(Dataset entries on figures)
● ● ● ● ●

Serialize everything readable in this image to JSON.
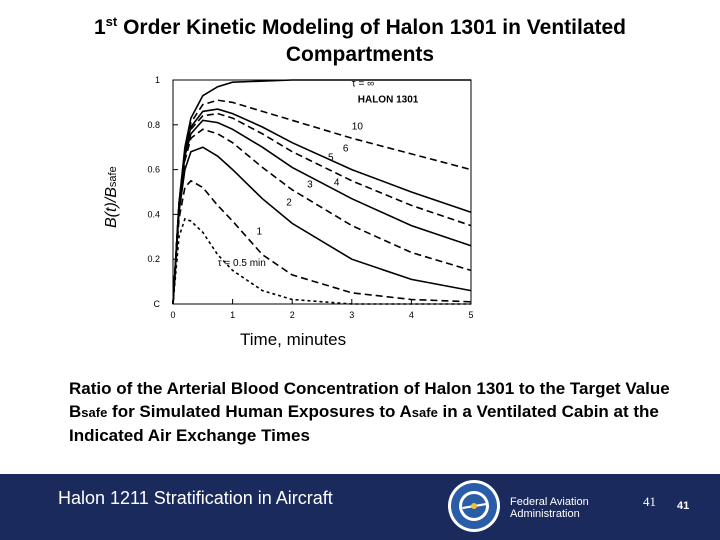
{
  "slide": {
    "title_main": "1",
    "title_sup": "st",
    "title_rest": " Order Kinetic Modeling of Halon 1301 in Ventilated Compartments",
    "ylabel_main": "B(t)/B",
    "ylabel_sub": "safe",
    "xlabel": "Time, minutes",
    "caption": {
      "p1": "Ratio of the Arterial Blood Concentration of Halon 1301 to the Target Value B",
      "sub1": "safe",
      "p2": " for Simulated Human Exposures to A",
      "sub2": "safe",
      "p3": " in a Ventilated Cabin at the Indicated Air Exchange Times"
    }
  },
  "footer": {
    "title": "Halon 1211 Stratification in Aircraft",
    "agency_line1": "Federal Aviation",
    "agency_line2": "Administration",
    "page_number_1": "41",
    "page_number_2": "41",
    "colors": {
      "background": "#1b2a5c",
      "text": "#ffffff"
    }
  },
  "chart_data": {
    "type": "line",
    "legend_text": "HALON 1301",
    "xlim": [
      0,
      5
    ],
    "ylim": [
      0,
      1
    ],
    "x_ticks": [
      "0",
      "1",
      "2",
      "3",
      "4",
      "5"
    ],
    "y_ticks": [
      "C",
      "0.2",
      "0.4",
      "0.6",
      "0.8",
      "1"
    ],
    "grid": false,
    "series": [
      {
        "label": "τ = ∞",
        "tau": null,
        "points": [
          [
            0,
            0
          ],
          [
            0.1,
            0.45
          ],
          [
            0.2,
            0.7
          ],
          [
            0.3,
            0.83
          ],
          [
            0.5,
            0.93
          ],
          [
            0.75,
            0.97
          ],
          [
            1,
            0.99
          ],
          [
            2,
            1.0
          ],
          [
            3,
            1.0
          ],
          [
            4,
            1.0
          ],
          [
            5,
            1.0
          ]
        ]
      },
      {
        "label": "10",
        "tau": 10,
        "points": [
          [
            0,
            0
          ],
          [
            0.1,
            0.45
          ],
          [
            0.2,
            0.69
          ],
          [
            0.3,
            0.81
          ],
          [
            0.5,
            0.89
          ],
          [
            0.75,
            0.91
          ],
          [
            1,
            0.9
          ],
          [
            1.5,
            0.86
          ],
          [
            2,
            0.82
          ],
          [
            3,
            0.74
          ],
          [
            4,
            0.67
          ],
          [
            5,
            0.6
          ]
        ]
      },
      {
        "label": "6",
        "tau": 6,
        "points": [
          [
            0,
            0
          ],
          [
            0.1,
            0.44
          ],
          [
            0.2,
            0.68
          ],
          [
            0.3,
            0.79
          ],
          [
            0.5,
            0.86
          ],
          [
            0.75,
            0.87
          ],
          [
            1,
            0.85
          ],
          [
            1.5,
            0.79
          ],
          [
            2,
            0.72
          ],
          [
            3,
            0.6
          ],
          [
            4,
            0.5
          ],
          [
            5,
            0.41
          ]
        ]
      },
      {
        "label": "5",
        "tau": 5,
        "points": [
          [
            0,
            0
          ],
          [
            0.1,
            0.44
          ],
          [
            0.2,
            0.67
          ],
          [
            0.3,
            0.78
          ],
          [
            0.5,
            0.84
          ],
          [
            0.75,
            0.85
          ],
          [
            1,
            0.83
          ],
          [
            1.5,
            0.76
          ],
          [
            2,
            0.68
          ],
          [
            3,
            0.55
          ],
          [
            4,
            0.44
          ],
          [
            5,
            0.35
          ]
        ]
      },
      {
        "label": "4",
        "tau": 4,
        "points": [
          [
            0,
            0
          ],
          [
            0.1,
            0.43
          ],
          [
            0.2,
            0.66
          ],
          [
            0.3,
            0.76
          ],
          [
            0.5,
            0.82
          ],
          [
            0.75,
            0.81
          ],
          [
            1,
            0.78
          ],
          [
            1.5,
            0.7
          ],
          [
            2,
            0.61
          ],
          [
            3,
            0.47
          ],
          [
            4,
            0.35
          ],
          [
            5,
            0.26
          ]
        ]
      },
      {
        "label": "3",
        "tau": 3,
        "points": [
          [
            0,
            0
          ],
          [
            0.1,
            0.43
          ],
          [
            0.2,
            0.64
          ],
          [
            0.3,
            0.74
          ],
          [
            0.5,
            0.78
          ],
          [
            0.75,
            0.76
          ],
          [
            1,
            0.72
          ],
          [
            1.5,
            0.61
          ],
          [
            2,
            0.51
          ],
          [
            3,
            0.35
          ],
          [
            4,
            0.23
          ],
          [
            5,
            0.15
          ]
        ]
      },
      {
        "label": "2",
        "tau": 2,
        "points": [
          [
            0,
            0
          ],
          [
            0.1,
            0.41
          ],
          [
            0.2,
            0.6
          ],
          [
            0.3,
            0.68
          ],
          [
            0.5,
            0.7
          ],
          [
            0.75,
            0.66
          ],
          [
            1,
            0.6
          ],
          [
            1.5,
            0.47
          ],
          [
            2,
            0.36
          ],
          [
            3,
            0.2
          ],
          [
            4,
            0.11
          ],
          [
            5,
            0.06
          ]
        ]
      },
      {
        "label": "1",
        "tau": 1,
        "points": [
          [
            0,
            0
          ],
          [
            0.1,
            0.38
          ],
          [
            0.2,
            0.52
          ],
          [
            0.3,
            0.55
          ],
          [
            0.5,
            0.52
          ],
          [
            0.75,
            0.44
          ],
          [
            1,
            0.37
          ],
          [
            1.5,
            0.22
          ],
          [
            2,
            0.13
          ],
          [
            3,
            0.05
          ],
          [
            4,
            0.02
          ],
          [
            5,
            0.01
          ]
        ]
      },
      {
        "label": "τ = 0.5 min",
        "tau": 0.5,
        "points": [
          [
            0,
            0
          ],
          [
            0.1,
            0.3
          ],
          [
            0.2,
            0.38
          ],
          [
            0.3,
            0.37
          ],
          [
            0.5,
            0.32
          ],
          [
            0.75,
            0.22
          ],
          [
            1,
            0.15
          ],
          [
            1.5,
            0.06
          ],
          [
            2,
            0.02
          ],
          [
            3,
            0.0
          ],
          [
            4,
            0.0
          ],
          [
            5,
            0.0
          ]
        ]
      }
    ],
    "series_labels": [
      {
        "text": "τ = ∞",
        "x": 3.0,
        "y": 0.97
      },
      {
        "text": "10",
        "x": 3.0,
        "y": 0.78
      },
      {
        "text": "6",
        "x": 2.85,
        "y": 0.68
      },
      {
        "text": "5",
        "x": 2.6,
        "y": 0.64
      },
      {
        "text": "4",
        "x": 2.7,
        "y": 0.53
      },
      {
        "text": "3",
        "x": 2.25,
        "y": 0.52
      },
      {
        "text": "2",
        "x": 1.9,
        "y": 0.44
      },
      {
        "text": "1",
        "x": 1.4,
        "y": 0.31
      },
      {
        "text": "τ = 0.5 min",
        "x": 0.75,
        "y": 0.17
      }
    ]
  }
}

● ● ● ● ●

PROBLEM TO WORK ON – Extract every line of the records above that contains the word "Ventilated".

RESPONSE TO THIS EXERCISE –
    "title_rest": " Order Kinetic Modeling of Halon 1301 in Ventilated Compartments",
      "p3": " in a Ventilated Cabin at the Indicated Air Exchange Times"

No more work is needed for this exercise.